▶ What is needed
Transcribe the listing below word for word.

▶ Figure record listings
┄┄┄┄┄┄┄┄┄┄┄┄┄┄┄┄┄┄┄┄
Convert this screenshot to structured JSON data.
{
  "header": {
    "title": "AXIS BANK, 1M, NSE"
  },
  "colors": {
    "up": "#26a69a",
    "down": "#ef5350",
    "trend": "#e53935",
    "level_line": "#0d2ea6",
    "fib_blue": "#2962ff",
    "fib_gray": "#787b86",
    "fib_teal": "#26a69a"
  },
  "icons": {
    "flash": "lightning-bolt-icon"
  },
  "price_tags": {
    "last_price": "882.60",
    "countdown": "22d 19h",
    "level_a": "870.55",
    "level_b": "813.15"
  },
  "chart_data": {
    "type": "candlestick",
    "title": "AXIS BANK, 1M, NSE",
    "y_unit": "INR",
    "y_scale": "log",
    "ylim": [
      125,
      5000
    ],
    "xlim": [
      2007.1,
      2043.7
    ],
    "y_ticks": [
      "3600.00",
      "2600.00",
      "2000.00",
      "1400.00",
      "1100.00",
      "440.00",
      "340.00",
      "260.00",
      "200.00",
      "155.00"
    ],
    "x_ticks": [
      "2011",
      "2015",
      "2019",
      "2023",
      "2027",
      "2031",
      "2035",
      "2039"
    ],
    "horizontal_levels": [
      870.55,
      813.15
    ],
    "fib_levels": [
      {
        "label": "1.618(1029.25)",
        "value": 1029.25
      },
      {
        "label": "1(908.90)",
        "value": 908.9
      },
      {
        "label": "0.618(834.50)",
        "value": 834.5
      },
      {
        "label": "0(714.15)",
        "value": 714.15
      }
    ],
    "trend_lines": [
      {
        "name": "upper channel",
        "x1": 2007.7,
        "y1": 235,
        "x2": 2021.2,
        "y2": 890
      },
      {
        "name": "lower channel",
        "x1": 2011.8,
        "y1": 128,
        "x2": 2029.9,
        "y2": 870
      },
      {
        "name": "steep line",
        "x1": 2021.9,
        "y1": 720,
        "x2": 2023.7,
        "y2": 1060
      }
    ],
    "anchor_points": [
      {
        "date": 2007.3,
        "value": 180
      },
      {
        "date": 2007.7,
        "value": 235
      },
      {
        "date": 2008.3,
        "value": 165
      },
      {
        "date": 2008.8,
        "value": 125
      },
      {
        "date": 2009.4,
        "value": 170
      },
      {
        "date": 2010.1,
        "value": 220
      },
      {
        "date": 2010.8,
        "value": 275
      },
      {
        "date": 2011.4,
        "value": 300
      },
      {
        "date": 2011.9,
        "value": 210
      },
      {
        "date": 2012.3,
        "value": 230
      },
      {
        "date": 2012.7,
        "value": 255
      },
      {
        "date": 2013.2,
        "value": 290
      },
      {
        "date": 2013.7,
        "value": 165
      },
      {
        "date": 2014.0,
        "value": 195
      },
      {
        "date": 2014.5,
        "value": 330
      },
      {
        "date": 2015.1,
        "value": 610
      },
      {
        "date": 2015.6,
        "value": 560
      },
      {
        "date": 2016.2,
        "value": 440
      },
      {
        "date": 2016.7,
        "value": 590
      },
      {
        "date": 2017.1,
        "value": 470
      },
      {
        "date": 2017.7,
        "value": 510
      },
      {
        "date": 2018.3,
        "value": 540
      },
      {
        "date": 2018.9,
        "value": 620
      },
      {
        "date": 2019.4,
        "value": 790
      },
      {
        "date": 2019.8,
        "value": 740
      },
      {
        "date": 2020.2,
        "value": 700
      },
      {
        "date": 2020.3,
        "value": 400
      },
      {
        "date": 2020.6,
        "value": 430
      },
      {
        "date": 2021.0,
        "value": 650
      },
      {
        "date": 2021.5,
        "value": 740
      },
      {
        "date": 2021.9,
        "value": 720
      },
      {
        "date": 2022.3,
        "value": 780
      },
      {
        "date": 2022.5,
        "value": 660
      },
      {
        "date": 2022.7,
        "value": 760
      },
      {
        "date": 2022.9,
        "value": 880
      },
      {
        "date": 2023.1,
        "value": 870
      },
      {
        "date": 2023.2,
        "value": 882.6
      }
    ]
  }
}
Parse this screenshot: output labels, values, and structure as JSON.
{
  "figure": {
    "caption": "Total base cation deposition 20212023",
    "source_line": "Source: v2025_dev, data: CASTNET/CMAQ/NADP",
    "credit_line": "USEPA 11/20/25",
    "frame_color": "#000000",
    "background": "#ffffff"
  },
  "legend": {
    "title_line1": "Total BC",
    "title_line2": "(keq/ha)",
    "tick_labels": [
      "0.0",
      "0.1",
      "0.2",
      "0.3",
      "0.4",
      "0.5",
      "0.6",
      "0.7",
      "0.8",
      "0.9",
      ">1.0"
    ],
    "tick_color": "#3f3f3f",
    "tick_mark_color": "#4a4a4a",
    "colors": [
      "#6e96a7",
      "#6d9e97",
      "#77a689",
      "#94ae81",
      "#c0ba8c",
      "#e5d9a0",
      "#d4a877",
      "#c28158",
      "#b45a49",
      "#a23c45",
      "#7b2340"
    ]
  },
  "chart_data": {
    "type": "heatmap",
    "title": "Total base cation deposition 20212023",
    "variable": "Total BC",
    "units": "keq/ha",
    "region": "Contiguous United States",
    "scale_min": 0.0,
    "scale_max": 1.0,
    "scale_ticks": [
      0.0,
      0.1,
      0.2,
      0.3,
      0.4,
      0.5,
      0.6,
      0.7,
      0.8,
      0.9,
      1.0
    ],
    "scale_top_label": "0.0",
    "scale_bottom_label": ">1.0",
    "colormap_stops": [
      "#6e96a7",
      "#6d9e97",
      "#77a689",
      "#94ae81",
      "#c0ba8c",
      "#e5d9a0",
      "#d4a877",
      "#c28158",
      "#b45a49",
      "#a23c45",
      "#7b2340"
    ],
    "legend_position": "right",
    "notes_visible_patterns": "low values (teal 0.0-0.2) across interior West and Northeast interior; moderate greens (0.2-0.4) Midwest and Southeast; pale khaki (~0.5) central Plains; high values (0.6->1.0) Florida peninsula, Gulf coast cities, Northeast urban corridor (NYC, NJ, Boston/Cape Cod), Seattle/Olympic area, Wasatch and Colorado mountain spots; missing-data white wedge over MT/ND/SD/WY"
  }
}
┄┄┄┄┄┄┄┄┄┄┄┄┄┄┄┄┄┄┄┄
▶ Answer to the exercise
Convert this screenshot to structured JSON data.
{
  "header": {
    "title": "AXIS BANK, 1M, NSE"
  },
  "colors": {
    "up": "#26a69a",
    "down": "#ef5350",
    "trend": "#e53935",
    "level_line": "#0d2ea6",
    "fib_blue": "#2962ff",
    "fib_gray": "#787b86",
    "fib_teal": "#26a69a"
  },
  "icons": {
    "flash": "lightning-bolt-icon"
  },
  "price_tags": {
    "last_price": "882.60",
    "countdown": "22d 19h",
    "level_a": "870.55",
    "level_b": "813.15"
  },
  "chart_data": {
    "type": "candlestick",
    "title": "AXIS BANK, 1M, NSE",
    "y_unit": "INR",
    "y_scale": "log",
    "ylim": [
      125,
      5000
    ],
    "xlim": [
      2007.1,
      2043.7
    ],
    "y_ticks": [
      "3600.00",
      "2600.00",
      "2000.00",
      "1400.00",
      "1100.00",
      "440.00",
      "340.00",
      "260.00",
      "200.00",
      "155.00"
    ],
    "x_ticks": [
      "2011",
      "2015",
      "2019",
      "2023",
      "2027",
      "2031",
      "2035",
      "2039"
    ],
    "horizontal_levels": [
      870.55,
      813.15
    ],
    "fib_levels": [
      {
        "label": "1.618(1029.25)",
        "value": 1029.25
      },
      {
        "label": "1(908.90)",
        "value": 908.9
      },
      {
        "label": "0.618(834.50)",
        "value": 834.5
      },
      {
        "label": "0(714.15)",
        "value": 714.15
      }
    ],
    "trend_lines": [
      {
        "name": "upper channel",
        "x1": 2007.7,
        "y1": 235,
        "x2": 2021.2,
        "y2": 890
      },
      {
        "name": "lower channel",
        "x1": 2011.8,
        "y1": 128,
        "x2": 2029.9,
        "y2": 870
      },
      {
        "name": "steep line",
        "x1": 2021.9,
        "y1": 720,
        "x2": 2023.7,
        "y2": 1060
      }
    ],
    "anchor_points": [
      {
        "date": 2007.3,
        "value": 180
      },
      {
        "date": 2007.7,
        "value": 235
      },
      {
        "date": 2008.3,
        "value": 165
      },
      {
        "date": 2008.8,
        "value": 125
      },
      {
        "date": 2009.4,
        "value": 170
      },
      {
        "date": 2010.1,
        "value": 220
      },
      {
        "date": 2010.8,
        "value": 275
      },
      {
        "date": 2011.4,
        "value": 300
      },
      {
        "date": 2011.9,
        "value": 210
      },
      {
        "date": 2012.3,
        "value": 230
      },
      {
        "date": 2012.7,
        "value": 255
      },
      {
        "date": 2013.2,
        "value": 290
      },
      {
        "date": 2013.7,
        "value": 165
      },
      {
        "date": 2014.0,
        "value": 195
      },
      {
        "date": 2014.5,
        "value": 330
      },
      {
        "date": 2015.1,
        "value": 610
      },
      {
        "date": 2015.6,
        "value": 560
      },
      {
        "date": 2016.2,
        "value": 440
      },
      {
        "date": 2016.7,
        "value": 590
      },
      {
        "date": 2017.1,
        "value": 470
      },
      {
        "date": 2017.7,
        "value": 510
      },
      {
        "date": 2018.3,
        "value": 540
      },
      {
        "date": 2018.9,
        "value": 620
      },
      {
        "date": 2019.4,
        "value": 790
      },
      {
        "date": 2019.8,
        "value": 740
      },
      {
        "date": 2020.2,
        "value": 700
      },
      {
        "date": 2020.3,
        "value": 400
      },
      {
        "date": 2020.6,
        "value": 430
      },
      {
        "date": 2021.0,
        "value": 650
      },
      {
        "date": 2021.5,
        "value": 740
      },
      {
        "date": 2021.9,
        "value": 720
      },
      {
        "date": 2022.3,
        "value": 780
      },
      {
        "date": 2022.5,
        "value": 660
      },
      {
        "date": 2022.7,
        "value": 760
      },
      {
        "date": 2022.9,
        "value": 880
      },
      {
        "date": 2023.1,
        "value": 870
      },
      {
        "date": 2023.2,
        "value": 882.6
      }
    ]
  }
}
Parse this screenshot: output labels, values, and structure as JSON.
{
  "figure": {
    "caption": "Total base cation deposition 20212023",
    "source_line": "Source: v2025_dev, data: CASTNET/CMAQ/NADP",
    "credit_line": "USEPA 11/20/25",
    "frame_color": "#000000",
    "background": "#ffffff"
  },
  "legend": {
    "title_line1": "Total BC",
    "title_line2": "(keq/ha)",
    "tick_labels": [
      "0.0",
      "0.1",
      "0.2",
      "0.3",
      "0.4",
      "0.5",
      "0.6",
      "0.7",
      "0.8",
      "0.9",
      ">1.0"
    ],
    "tick_color": "#3f3f3f",
    "tick_mark_color": "#4a4a4a",
    "colors": [
      "#6e96a7",
      "#6d9e97",
      "#77a689",
      "#94ae81",
      "#c0ba8c",
      "#e5d9a0",
      "#d4a877",
      "#c28158",
      "#b45a49",
      "#a23c45",
      "#7b2340"
    ]
  },
  "chart_data": {
    "type": "heatmap",
    "title": "Total base cation deposition 20212023",
    "variable": "Total BC",
    "units": "keq/ha",
    "region": "Contiguous United States",
    "scale_min": 0.0,
    "scale_max": 1.0,
    "scale_ticks": [
      0.0,
      0.1,
      0.2,
      0.3,
      0.4,
      0.5,
      0.6,
      0.7,
      0.8,
      0.9,
      1.0
    ],
    "scale_top_label": "0.0",
    "scale_bottom_label": ">1.0",
    "colormap_stops": [
      "#6e96a7",
      "#6d9e97",
      "#77a689",
      "#94ae81",
      "#c0ba8c",
      "#e5d9a0",
      "#d4a877",
      "#c28158",
      "#b45a49",
      "#a23c45",
      "#7b2340"
    ],
    "legend_position": "right",
    "notes_visible_patterns": "low values (teal 0.0-0.2) across interior West and Northeast interior; moderate greens (0.2-0.4) Midwest and Southeast; pale khaki (~0.5) central Plains; high values (0.6->1.0) Florida peninsula, Gulf coast cities, Northeast urban corridor (NYC, NJ, Boston/Cape Cod), Seattle/Olympic area, Wasatch and Colorado mountain spots; missing-data white wedge over MT/ND/SD/WY"
  }
}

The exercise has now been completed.